— start of The records —
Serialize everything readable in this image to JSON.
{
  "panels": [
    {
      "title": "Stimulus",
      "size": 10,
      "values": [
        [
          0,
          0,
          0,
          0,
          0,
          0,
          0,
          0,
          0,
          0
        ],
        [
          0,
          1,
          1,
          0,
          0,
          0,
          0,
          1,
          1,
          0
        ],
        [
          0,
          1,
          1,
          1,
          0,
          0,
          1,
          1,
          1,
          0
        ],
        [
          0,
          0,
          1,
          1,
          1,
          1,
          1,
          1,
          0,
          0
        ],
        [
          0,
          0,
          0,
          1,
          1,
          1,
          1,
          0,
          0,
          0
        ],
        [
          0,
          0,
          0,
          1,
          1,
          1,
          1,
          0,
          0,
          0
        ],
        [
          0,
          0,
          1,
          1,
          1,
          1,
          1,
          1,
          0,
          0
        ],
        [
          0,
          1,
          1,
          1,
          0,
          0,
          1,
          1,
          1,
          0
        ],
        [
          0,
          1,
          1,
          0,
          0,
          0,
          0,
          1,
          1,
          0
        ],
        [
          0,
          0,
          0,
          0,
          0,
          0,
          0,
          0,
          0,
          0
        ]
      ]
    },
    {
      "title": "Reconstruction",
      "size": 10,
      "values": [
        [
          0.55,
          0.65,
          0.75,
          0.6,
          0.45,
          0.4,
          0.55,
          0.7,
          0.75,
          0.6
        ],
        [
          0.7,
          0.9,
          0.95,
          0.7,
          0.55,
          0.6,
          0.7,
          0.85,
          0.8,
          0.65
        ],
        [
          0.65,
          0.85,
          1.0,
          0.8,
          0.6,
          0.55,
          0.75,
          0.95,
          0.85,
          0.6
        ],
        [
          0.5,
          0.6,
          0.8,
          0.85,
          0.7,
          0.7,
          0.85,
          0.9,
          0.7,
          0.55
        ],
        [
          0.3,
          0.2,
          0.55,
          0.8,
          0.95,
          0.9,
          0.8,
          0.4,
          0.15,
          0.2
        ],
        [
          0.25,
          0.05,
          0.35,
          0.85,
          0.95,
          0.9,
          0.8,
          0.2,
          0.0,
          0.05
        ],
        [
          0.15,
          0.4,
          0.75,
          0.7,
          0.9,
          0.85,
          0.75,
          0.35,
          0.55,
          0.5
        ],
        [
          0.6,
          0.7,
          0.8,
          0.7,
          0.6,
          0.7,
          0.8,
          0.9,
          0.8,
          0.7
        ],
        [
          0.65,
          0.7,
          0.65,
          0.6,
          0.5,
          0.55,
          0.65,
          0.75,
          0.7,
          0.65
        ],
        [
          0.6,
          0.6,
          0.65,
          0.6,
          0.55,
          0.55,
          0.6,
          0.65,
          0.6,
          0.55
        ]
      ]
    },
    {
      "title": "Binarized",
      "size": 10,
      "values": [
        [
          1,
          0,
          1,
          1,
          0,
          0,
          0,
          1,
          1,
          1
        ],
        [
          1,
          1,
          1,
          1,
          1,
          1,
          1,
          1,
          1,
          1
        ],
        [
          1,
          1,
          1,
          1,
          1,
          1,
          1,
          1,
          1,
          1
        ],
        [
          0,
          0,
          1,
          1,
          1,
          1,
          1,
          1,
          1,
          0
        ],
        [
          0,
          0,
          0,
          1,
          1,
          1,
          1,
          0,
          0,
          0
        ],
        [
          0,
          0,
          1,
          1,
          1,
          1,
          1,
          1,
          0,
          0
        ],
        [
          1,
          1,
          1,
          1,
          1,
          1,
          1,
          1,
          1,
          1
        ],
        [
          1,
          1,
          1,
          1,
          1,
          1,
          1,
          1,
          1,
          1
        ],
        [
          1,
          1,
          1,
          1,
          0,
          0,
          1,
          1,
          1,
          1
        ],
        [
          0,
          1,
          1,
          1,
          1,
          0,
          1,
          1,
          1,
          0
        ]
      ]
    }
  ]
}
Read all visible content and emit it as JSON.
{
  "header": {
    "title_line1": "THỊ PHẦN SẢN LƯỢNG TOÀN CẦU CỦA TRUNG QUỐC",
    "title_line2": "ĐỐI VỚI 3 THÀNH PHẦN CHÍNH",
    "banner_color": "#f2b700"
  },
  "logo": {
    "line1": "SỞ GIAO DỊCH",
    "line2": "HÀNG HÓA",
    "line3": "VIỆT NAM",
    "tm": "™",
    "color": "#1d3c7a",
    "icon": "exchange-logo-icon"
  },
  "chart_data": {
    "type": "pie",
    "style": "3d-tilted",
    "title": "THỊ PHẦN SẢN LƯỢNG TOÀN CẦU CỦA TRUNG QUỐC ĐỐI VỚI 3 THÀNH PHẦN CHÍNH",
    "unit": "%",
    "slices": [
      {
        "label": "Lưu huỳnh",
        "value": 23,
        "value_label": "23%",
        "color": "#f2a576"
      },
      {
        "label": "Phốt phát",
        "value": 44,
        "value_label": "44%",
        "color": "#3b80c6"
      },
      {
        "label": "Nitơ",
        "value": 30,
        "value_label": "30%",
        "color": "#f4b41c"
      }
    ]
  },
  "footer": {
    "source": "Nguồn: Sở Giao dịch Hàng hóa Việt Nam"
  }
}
— end of The records —
Goal:
Check every line for "LƯỢNG" and show the ones that have it.

Solution for this exercise:
    "title_line1": "THỊ PHẦN SẢN LƯỢNG TOÀN CẦU CỦA TRUNG QUỐC",
    "title": "THỊ PHẦN SẢN LƯỢNG TOÀN CẦU CỦA TRUNG QUỐC ĐỐI VỚI 3 THÀNH PHẦN CHÍNH",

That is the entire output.